#### Source
D’ailleurs oublie-t-elle aussitôt qu’elle est entrée dans le corps, ou quelque temps après ? Si elle oublie aussitôt, où est donc cette multitude d’années qu’on ne peut encore supputer, puisqu’il s’agit de l’enfance ? Si elle oublie quelque temps après, l’âme, dans cet intervalle, avant que soit venu le moment d’oublier, se ressouviendra donc encore : alors comment admettre qu’elle oublie ensuite, et puis se ressouvienne encore ? Quel que soit le temps où l’oubli fond sur elle, quelle mesure faut-il encore assigner à ce temps ? Le cours de la vie tout entière ne suffira pas, j’imagine, pour effacer la mémoire d’une vie si longue avant de s’unir au corps.
########
> Consigne A
Exprimez sous forme de tableau Markdown les lignes de la liste ci-dessous, en commençant à la ligne contenant « - chapter-title: CAPÍTULO » et en terminant à la ligne contenant « - figure-volante: T », sans les lignes vides. Intitulez les colonnes « N° » pour le numéro de rang et « Ligne » pour la ligne elle-même.
#### Données d'entrée
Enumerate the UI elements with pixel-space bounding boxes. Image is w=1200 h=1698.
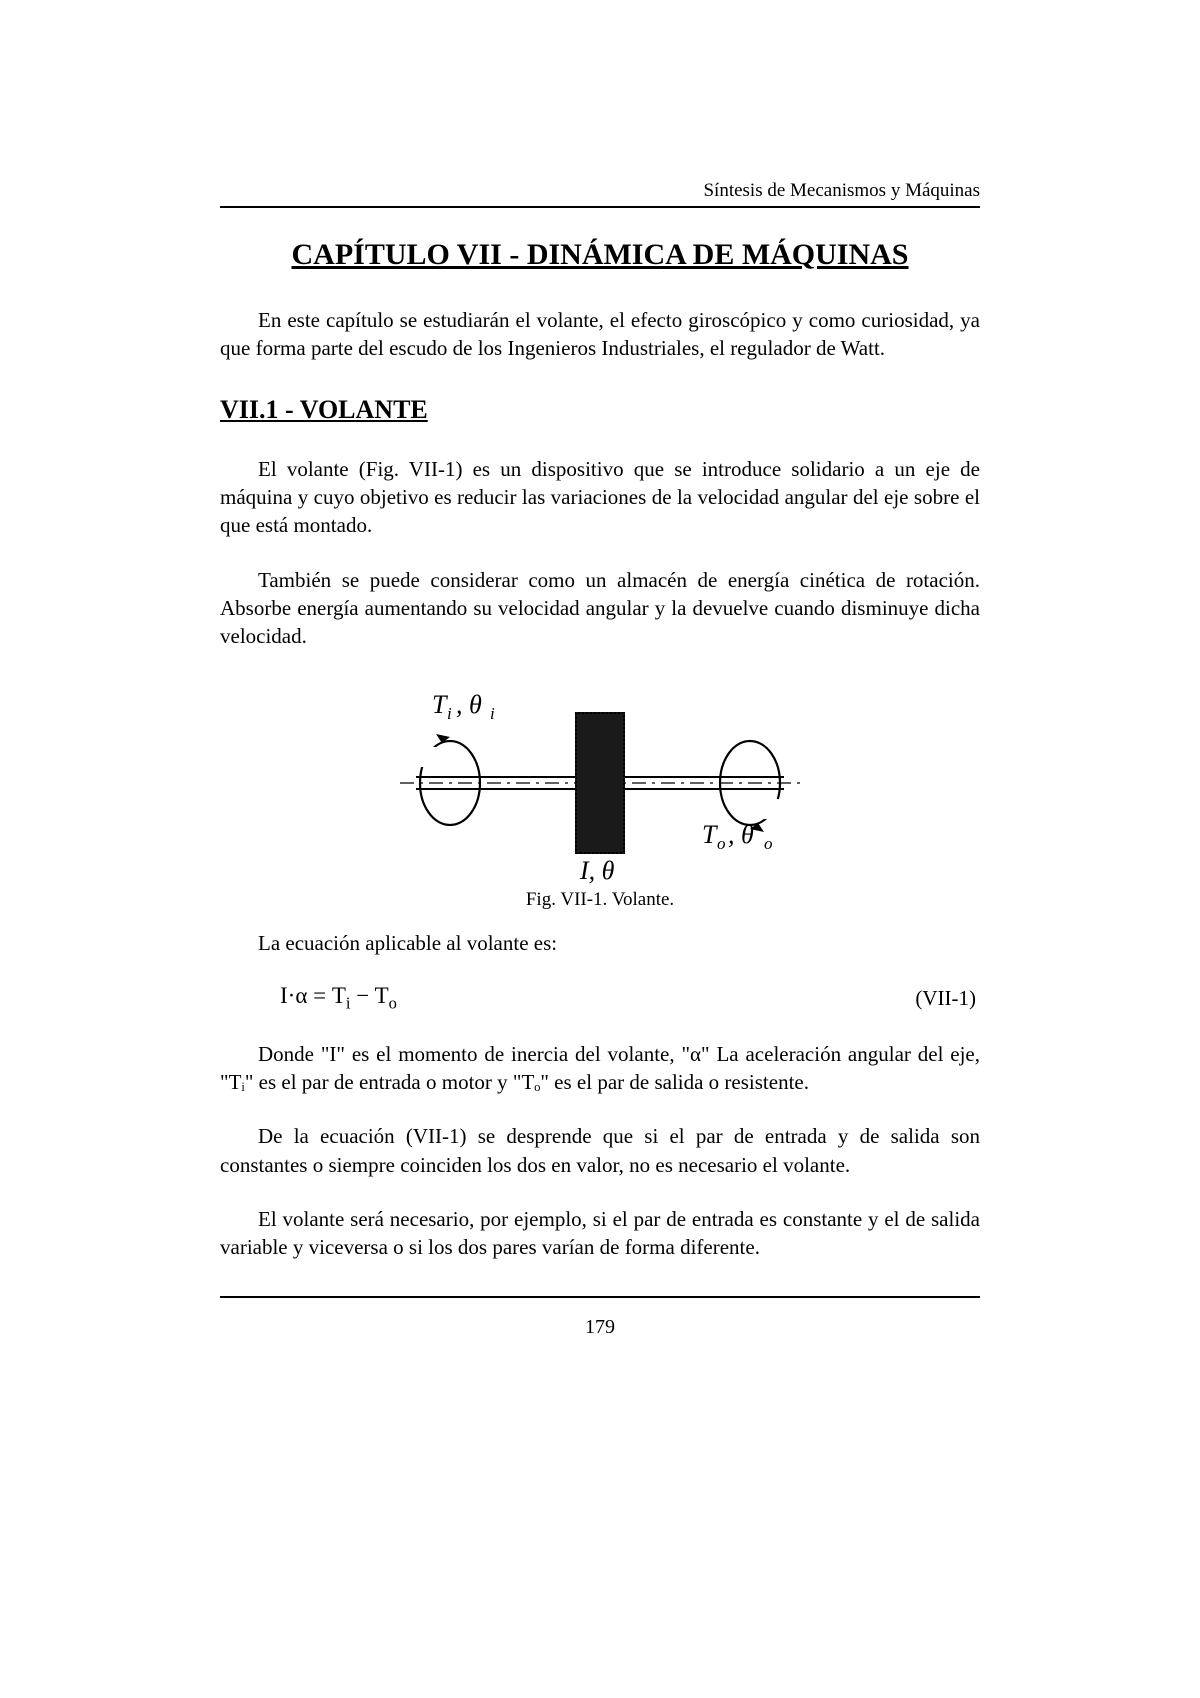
- chapter-title: CAPÍTULO VII - DINÁMICA DE MÁQUINAS: [220, 238, 980, 272]
- equation-tag: (VII-1): [915, 986, 980, 1011]
- paragraph-f-text: El volante será necesario, por ejemplo, …: [220, 1207, 980, 1259]
- svg-text:o: o: [764, 834, 773, 853]
- svg-text:, θ: , θ: [456, 690, 482, 719]
- equation-body: I·α = Ti − To: [280, 983, 397, 1014]
- paragraph-b-text: También se puede considerar como un alma…: [220, 568, 980, 649]
- svg-text:i: i: [447, 704, 452, 723]
- figure-volante: T i , θ i T o , θ o I, θ Fig. VII-1. Vol…: [380, 677, 820, 911]
- eq-rhs-b-sub: o: [389, 994, 397, 1013]
- svg-text:I, θ: I, θ: [579, 856, 615, 885]
- eq-rhs-b: T: [375, 983, 389, 1008]
- paragraph-b: También se puede considerar como un alma…: [220, 566, 980, 651]
- svg-text:T: T: [432, 690, 448, 719]
- paragraph-e-text: De la ecuación (VII-1) se desprende que …: [220, 1124, 980, 1176]
- eq-rhs-a: T: [332, 983, 346, 1008]
- intro-paragraph-text: En este capítulo se estudiarán el volant…: [220, 308, 980, 360]
- svg-text:o: o: [717, 834, 726, 853]
- volante-diagram-svg: T i , θ i T o , θ o I, θ: [380, 677, 820, 887]
- paragraph-c: La ecuación aplicable al volante es:: [220, 929, 980, 957]
- header-rule: [220, 206, 980, 208]
- svg-text:i: i: [490, 704, 495, 723]
- paragraph-d: Donde "I" es el momento de inercia del v…: [220, 1040, 980, 1097]
- paragraph-d-alpha: α: [690, 1042, 701, 1066]
- paragraph-e: De la ecuación (VII-1) se desprende que …: [220, 1122, 980, 1179]
- svg-text:T: T: [702, 820, 718, 849]
- running-head: Síntesis de Mecanismos y Máquinas: [220, 180, 980, 202]
- eq-sign: =: [307, 983, 331, 1008]
- paragraph-f: El volante será necesario, por ejemplo, …: [220, 1205, 980, 1262]
- svg-text:, θ: , θ: [728, 820, 754, 849]
- paragraph-d-before: Donde "I" es el momento de inercia del v…: [258, 1042, 690, 1066]
- paragraph-a-text: El volante (Fig. VII-1) es un dispositiv…: [220, 457, 980, 538]
- equation-row: I·α = Ti − To (VII-1): [220, 983, 980, 1014]
- footer-rule: [220, 1296, 980, 1298]
- page-number: 179: [220, 1316, 980, 1339]
- eq-minus: −: [351, 983, 375, 1008]
- eq-lhs: I·α: [280, 983, 307, 1008]
- paragraph-a: El volante (Fig. VII-1) es un dispositiv…: [220, 455, 980, 540]
- document-page: Síntesis de Mecanismos y Máquinas CAPÍTU…: [220, 180, 980, 1339]
- section-title: VII.1 - VOLANTE: [220, 395, 980, 425]
- paragraph-c-text: La ecuación aplicable al volante es:: [258, 931, 557, 955]
- intro-paragraph: En este capítulo se estudiarán el volant…: [220, 306, 980, 363]
- figure-caption: Fig. VII-1. Volante.: [380, 889, 820, 911]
########
> Consigne B
Répondez aux questions suivantes sur le passage consacré à l'âme et à l'oubli :
(i) D'après la première phrase, dans quoi l'âme est-elle entrée ?
(ii) Au sujet de la multitude d'années qu'on ne peut encore supputer, de quelle période s'agit-il ?
(iii) Selon la dernière phrase, qu'est-ce qui ne suffira pas pour effacer la mémoire d'une vie si longue ?

> Réponse attendue A
| N° | Ligne |
|---|---|
| 1 | - chapter-title: CAPÍTULO VII - DINÁMICA DE MÁQUINAS: [220, 238, 980, 272] |
| 2 | - equation-tag: (VII-1): [915, 986, 980, 1011] |
| 3 | - paragraph-f-text: El volante será necesario, por ejemplo, …: [220, 1207, 980, 1259] |
| 4 | - svg-text:o: o: [764, 834, 773, 853] |
| 5 | - svg-text:, θ: , θ: [456, 690, 482, 719] |
| 6 | - equation-body: I·α = Ti − To: [280, 983, 397, 1014] |
| 7 | - paragraph-b-text: También se puede considerar como un alma…: [220, 568, 980, 649] |
| 8 | - svg-text:i: i: [447, 704, 452, 723] |
| 9 | - figure-volante: T i , θ i T o , θ o I, θ Fig. VII-1. Vol…: [380, 677, 820, 911] |

> Réponse attendue B
(i) Dans le corps.
(ii) De l'enfance.
(iii) Le cours de la vie tout entière.